━━━━━ DATASET EXTRACT
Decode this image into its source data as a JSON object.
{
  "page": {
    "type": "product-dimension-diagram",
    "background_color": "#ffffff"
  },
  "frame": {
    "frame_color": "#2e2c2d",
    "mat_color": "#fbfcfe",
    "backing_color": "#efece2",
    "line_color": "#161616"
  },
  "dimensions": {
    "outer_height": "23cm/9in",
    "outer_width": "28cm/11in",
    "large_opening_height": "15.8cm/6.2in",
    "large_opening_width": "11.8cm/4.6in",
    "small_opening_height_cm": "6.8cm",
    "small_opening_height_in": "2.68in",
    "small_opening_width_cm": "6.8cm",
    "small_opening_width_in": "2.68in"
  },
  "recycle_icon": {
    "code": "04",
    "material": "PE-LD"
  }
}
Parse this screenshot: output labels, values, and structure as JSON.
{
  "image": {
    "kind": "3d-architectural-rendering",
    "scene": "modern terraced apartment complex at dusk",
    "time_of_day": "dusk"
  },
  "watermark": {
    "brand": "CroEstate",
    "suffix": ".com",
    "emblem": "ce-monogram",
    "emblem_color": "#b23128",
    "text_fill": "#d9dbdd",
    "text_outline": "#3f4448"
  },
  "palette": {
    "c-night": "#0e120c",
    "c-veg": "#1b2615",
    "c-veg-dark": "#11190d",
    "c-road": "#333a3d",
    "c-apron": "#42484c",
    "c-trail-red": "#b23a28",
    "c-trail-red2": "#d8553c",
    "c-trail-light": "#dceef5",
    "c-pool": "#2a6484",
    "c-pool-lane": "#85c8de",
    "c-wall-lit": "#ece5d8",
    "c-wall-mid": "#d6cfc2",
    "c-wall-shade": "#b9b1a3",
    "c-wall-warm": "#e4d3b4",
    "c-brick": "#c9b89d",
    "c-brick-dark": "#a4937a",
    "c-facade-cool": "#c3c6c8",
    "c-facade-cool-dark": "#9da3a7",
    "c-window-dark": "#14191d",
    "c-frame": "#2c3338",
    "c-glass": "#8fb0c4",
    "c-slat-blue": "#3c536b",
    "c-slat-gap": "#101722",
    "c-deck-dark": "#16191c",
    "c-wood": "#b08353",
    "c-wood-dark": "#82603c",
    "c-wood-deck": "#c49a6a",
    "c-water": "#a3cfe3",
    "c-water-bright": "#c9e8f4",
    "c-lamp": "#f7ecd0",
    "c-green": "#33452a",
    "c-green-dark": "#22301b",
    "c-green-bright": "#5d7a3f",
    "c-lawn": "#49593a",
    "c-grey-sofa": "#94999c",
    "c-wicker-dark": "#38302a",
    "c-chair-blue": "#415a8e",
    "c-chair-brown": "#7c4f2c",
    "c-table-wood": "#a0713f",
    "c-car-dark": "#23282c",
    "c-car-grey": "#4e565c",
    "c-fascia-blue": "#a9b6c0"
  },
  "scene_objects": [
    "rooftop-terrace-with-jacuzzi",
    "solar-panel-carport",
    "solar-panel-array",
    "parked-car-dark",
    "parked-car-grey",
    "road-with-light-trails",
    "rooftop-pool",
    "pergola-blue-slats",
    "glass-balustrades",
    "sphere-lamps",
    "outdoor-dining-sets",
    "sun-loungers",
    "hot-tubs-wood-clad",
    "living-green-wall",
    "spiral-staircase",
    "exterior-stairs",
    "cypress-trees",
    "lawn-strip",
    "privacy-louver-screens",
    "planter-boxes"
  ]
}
━━━━━━━━━━
# GIVEN EXERCISE:
Of the lines above, how many include the word "grey"? Reply with the number only.

# CORRECT OUTPUT:
3